▶ Stated goal:
Repeat the material exactly, leaving nothing out.
___ Input rows
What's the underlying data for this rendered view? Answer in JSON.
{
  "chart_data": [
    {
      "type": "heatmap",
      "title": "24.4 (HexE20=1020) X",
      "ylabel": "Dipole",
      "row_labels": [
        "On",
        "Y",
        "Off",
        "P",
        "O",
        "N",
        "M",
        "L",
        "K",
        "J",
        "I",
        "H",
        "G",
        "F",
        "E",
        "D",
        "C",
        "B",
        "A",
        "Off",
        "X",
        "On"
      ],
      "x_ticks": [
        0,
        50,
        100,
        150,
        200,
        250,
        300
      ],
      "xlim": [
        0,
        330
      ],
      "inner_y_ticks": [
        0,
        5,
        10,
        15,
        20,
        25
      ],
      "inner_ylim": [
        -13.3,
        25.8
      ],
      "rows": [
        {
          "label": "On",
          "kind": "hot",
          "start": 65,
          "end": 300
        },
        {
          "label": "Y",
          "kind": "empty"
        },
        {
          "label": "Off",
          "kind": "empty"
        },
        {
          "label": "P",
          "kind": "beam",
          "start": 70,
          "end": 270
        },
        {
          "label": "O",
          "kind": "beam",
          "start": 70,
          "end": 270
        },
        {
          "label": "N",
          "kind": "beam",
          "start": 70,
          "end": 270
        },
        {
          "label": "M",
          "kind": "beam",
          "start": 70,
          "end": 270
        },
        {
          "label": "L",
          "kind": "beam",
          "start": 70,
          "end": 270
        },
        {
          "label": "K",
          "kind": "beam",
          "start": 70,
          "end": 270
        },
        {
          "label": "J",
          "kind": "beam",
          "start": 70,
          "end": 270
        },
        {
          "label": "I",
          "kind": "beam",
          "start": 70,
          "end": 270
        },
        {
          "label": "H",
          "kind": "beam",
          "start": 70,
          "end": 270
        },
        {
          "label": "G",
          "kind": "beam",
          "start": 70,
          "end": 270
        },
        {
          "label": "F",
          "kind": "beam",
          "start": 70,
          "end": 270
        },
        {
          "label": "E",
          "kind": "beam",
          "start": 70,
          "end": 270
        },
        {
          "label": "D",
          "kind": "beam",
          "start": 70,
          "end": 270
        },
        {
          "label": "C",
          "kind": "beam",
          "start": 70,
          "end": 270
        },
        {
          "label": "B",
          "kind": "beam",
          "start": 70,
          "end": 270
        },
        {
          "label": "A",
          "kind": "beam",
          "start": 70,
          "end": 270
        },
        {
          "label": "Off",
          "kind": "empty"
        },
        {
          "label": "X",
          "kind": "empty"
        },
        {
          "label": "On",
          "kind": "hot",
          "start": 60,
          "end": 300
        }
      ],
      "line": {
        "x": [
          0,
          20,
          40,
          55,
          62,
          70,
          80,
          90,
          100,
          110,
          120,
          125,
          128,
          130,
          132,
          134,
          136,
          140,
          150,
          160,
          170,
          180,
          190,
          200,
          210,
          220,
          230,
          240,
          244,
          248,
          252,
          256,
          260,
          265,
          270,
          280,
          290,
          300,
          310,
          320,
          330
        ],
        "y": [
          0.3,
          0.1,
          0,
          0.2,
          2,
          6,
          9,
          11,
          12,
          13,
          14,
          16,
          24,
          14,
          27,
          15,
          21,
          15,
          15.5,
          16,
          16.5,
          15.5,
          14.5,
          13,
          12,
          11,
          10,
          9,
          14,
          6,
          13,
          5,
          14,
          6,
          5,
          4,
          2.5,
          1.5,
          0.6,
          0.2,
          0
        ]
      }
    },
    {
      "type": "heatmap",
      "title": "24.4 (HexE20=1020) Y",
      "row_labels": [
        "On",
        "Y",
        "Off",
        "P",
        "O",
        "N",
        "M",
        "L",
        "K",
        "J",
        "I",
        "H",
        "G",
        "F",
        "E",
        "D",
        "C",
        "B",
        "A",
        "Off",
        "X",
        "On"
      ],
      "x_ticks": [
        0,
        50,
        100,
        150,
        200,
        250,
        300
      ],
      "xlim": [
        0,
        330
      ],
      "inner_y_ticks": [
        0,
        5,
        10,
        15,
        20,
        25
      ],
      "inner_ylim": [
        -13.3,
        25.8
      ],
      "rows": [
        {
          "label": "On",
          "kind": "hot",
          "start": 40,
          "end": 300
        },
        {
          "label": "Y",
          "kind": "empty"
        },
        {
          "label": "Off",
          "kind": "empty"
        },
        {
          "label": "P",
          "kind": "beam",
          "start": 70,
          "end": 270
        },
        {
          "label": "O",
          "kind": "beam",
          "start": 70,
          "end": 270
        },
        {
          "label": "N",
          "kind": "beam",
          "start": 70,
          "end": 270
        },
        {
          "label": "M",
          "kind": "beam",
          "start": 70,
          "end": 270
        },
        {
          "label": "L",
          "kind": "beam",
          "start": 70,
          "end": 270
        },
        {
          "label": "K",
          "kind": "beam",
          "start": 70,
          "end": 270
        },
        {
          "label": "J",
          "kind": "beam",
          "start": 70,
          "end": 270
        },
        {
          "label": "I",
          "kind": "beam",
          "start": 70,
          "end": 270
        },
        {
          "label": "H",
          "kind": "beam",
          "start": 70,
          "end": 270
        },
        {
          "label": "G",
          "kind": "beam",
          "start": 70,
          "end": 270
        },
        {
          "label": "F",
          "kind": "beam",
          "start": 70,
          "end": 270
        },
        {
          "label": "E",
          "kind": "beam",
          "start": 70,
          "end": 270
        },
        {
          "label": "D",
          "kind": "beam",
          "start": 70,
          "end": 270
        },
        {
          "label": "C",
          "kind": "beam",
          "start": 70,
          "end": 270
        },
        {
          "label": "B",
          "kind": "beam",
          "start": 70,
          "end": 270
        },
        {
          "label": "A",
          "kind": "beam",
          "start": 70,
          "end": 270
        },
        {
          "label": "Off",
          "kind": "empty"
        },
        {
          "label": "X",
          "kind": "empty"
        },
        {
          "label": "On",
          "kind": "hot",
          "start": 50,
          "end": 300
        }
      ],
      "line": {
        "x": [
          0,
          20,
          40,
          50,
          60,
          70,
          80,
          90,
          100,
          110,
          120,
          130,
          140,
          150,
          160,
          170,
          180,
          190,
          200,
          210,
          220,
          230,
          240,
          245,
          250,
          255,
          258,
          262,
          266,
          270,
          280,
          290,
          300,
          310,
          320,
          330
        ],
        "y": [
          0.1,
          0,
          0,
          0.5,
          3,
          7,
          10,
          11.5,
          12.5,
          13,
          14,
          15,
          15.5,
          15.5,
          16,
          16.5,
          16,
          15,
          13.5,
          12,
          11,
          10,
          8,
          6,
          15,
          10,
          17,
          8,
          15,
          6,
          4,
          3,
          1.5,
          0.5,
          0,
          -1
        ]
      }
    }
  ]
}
______
▶ Response to this exercise:
What's the underlying data for this rendered view? Answer in JSON.
{
  "chart_data": [
    {
      "type": "heatmap",
      "title": "24.4 (HexE20=1020) X",
      "ylabel": "Dipole",
      "row_labels": [
        "On",
        "Y",
        "Off",
        "P",
        "O",
        "N",
        "M",
        "L",
        "K",
        "J",
        "I",
        "H",
        "G",
        "F",
        "E",
        "D",
        "C",
        "B",
        "A",
        "Off",
        "X",
        "On"
      ],
      "x_ticks": [
        0,
        50,
        100,
        150,
        200,
        250,
        300
      ],
      "xlim": [
        0,
        330
      ],
      "inner_y_ticks": [
        0,
        5,
        10,
        15,
        20,
        25
      ],
      "inner_ylim": [
        -13.3,
        25.8
      ],
      "rows": [
        {
          "label": "On",
          "kind": "hot",
          "start": 65,
          "end": 300
        },
        {
          "label": "Y",
          "kind": "empty"
        },
        {
          "label": "Off",
          "kind": "empty"
        },
        {
          "label": "P",
          "kind": "beam",
          "start": 70,
          "end": 270
        },
        {
          "label": "O",
          "kind": "beam",
          "start": 70,
          "end": 270
        },
        {
          "label": "N",
          "kind": "beam",
          "start": 70,
          "end": 270
        },
        {
          "label": "M",
          "kind": "beam",
          "start": 70,
          "end": 270
        },
        {
          "label": "L",
          "kind": "beam",
          "start": 70,
          "end": 270
        },
        {
          "label": "K",
          "kind": "beam",
          "start": 70,
          "end": 270
        },
        {
          "label": "J",
          "kind": "beam",
          "start": 70,
          "end": 270
        },
        {
          "label": "I",
          "kind": "beam",
          "start": 70,
          "end": 270
        },
        {
          "label": "H",
          "kind": "beam",
          "start": 70,
          "end": 270
        },
        {
          "label": "G",
          "kind": "beam",
          "start": 70,
          "end": 270
        },
        {
          "label": "F",
          "kind": "beam",
          "start": 70,
          "end": 270
        },
        {
          "label": "E",
          "kind": "beam",
          "start": 70,
          "end": 270
        },
        {
          "label": "D",
          "kind": "beam",
          "start": 70,
          "end": 270
        },
        {
          "label": "C",
          "kind": "beam",
          "start": 70,
          "end": 270
        },
        {
          "label": "B",
          "kind": "beam",
          "start": 70,
          "end": 270
        },
        {
          "label": "A",
          "kind": "beam",
          "start": 70,
          "end": 270
        },
        {
          "label": "Off",
          "kind": "empty"
        },
        {
          "label": "X",
          "kind": "empty"
        },
        {
          "label": "On",
          "kind": "hot",
          "start": 60,
          "end": 300
        }
      ],
      "line": {
        "x": [
          0,
          20,
          40,
          55,
          62,
          70,
          80,
          90,
          100,
          110,
          120,
          125,
          128,
          130,
          132,
          134,
          136,
          140,
          150,
          160,
          170,
          180,
          190,
          200,
          210,
          220,
          230,
          240,
          244,
          248,
          252,
          256,
          260,
          265,
          270,
          280,
          290,
          300,
          310,
          320,
          330
        ],
        "y": [
          0.3,
          0.1,
          0,
          0.2,
          2,
          6,
          9,
          11,
          12,
          13,
          14,
          16,
          24,
          14,
          27,
          15,
          21,
          15,
          15.5,
          16,
          16.5,
          15.5,
          14.5,
          13,
          12,
          11,
          10,
          9,
          14,
          6,
          13,
          5,
          14,
          6,
          5,
          4,
          2.5,
          1.5,
          0.6,
          0.2,
          0
        ]
      }
    },
    {
      "type": "heatmap",
      "title": "24.4 (HexE20=1020) Y",
      "row_labels": [
        "On",
        "Y",
        "Off",
        "P",
        "O",
        "N",
        "M",
        "L",
        "K",
        "J",
        "I",
        "H",
        "G",
        "F",
        "E",
        "D",
        "C",
        "B",
        "A",
        "Off",
        "X",
        "On"
      ],
      "x_ticks": [
        0,
        50,
        100,
        150,
        200,
        250,
        300
      ],
      "xlim": [
        0,
        330
      ],
      "inner_y_ticks": [
        0,
        5,
        10,
        15,
        20,
        25
      ],
      "inner_ylim": [
        -13.3,
        25.8
      ],
      "rows": [
        {
          "label": "On",
          "kind": "hot",
          "start": 40,
          "end": 300
        },
        {
          "label": "Y",
          "kind": "empty"
        },
        {
          "label": "Off",
          "kind": "empty"
        },
        {
          "label": "P",
          "kind": "beam",
          "start": 70,
          "end": 270
        },
        {
          "label": "O",
          "kind": "beam",
          "start": 70,
          "end": 270
        },
        {
          "label": "N",
          "kind": "beam",
          "start": 70,
          "end": 270
        },
        {
          "label": "M",
          "kind": "beam",
          "start": 70,
          "end": 270
        },
        {
          "label": "L",
          "kind": "beam",
          "start": 70,
          "end": 270
        },
        {
          "label": "K",
          "kind": "beam",
          "start": 70,
          "end": 270
        },
        {
          "label": "J",
          "kind": "beam",
          "start": 70,
          "end": 270
        },
        {
          "label": "I",
          "kind": "beam",
          "start": 70,
          "end": 270
        },
        {
          "label": "H",
          "kind": "beam",
          "start": 70,
          "end": 270
        },
        {
          "label": "G",
          "kind": "beam",
          "start": 70,
          "end": 270
        },
        {
          "label": "F",
          "kind": "beam",
          "start": 70,
          "end": 270
        },
        {
          "label": "E",
          "kind": "beam",
          "start": 70,
          "end": 270
        },
        {
          "label": "D",
          "kind": "beam",
          "start": 70,
          "end": 270
        },
        {
          "label": "C",
          "kind": "beam",
          "start": 70,
          "end": 270
        },
        {
          "label": "B",
          "kind": "beam",
          "start": 70,
          "end": 270
        },
        {
          "label": "A",
          "kind": "beam",
          "start": 70,
          "end": 270
        },
        {
          "label": "Off",
          "kind": "empty"
        },
        {
          "label": "X",
          "kind": "empty"
        },
        {
          "label": "On",
          "kind": "hot",
          "start": 50,
          "end": 300
        }
      ],
      "line": {
        "x": [
          0,
          20,
          40,
          50,
          60,
          70,
          80,
          90,
          100,
          110,
          120,
          130,
          140,
          150,
          160,
          170,
          180,
          190,
          200,
          210,
          220,
          230,
          240,
          245,
          250,
          255,
          258,
          262,
          266,
          270,
          280,
          290,
          300,
          310,
          320,
          330
        ],
        "y": [
          0.1,
          0,
          0,
          0.5,
          3,
          7,
          10,
          11.5,
          12.5,
          13,
          14,
          15,
          15.5,
          15.5,
          16,
          16.5,
          16,
          15,
          13.5,
          12,
          11,
          10,
          8,
          6,
          15,
          10,
          17,
          8,
          15,
          6,
          4,
          3,
          1.5,
          0.5,
          0,
          -1
        ]
      }
    }
  ]
}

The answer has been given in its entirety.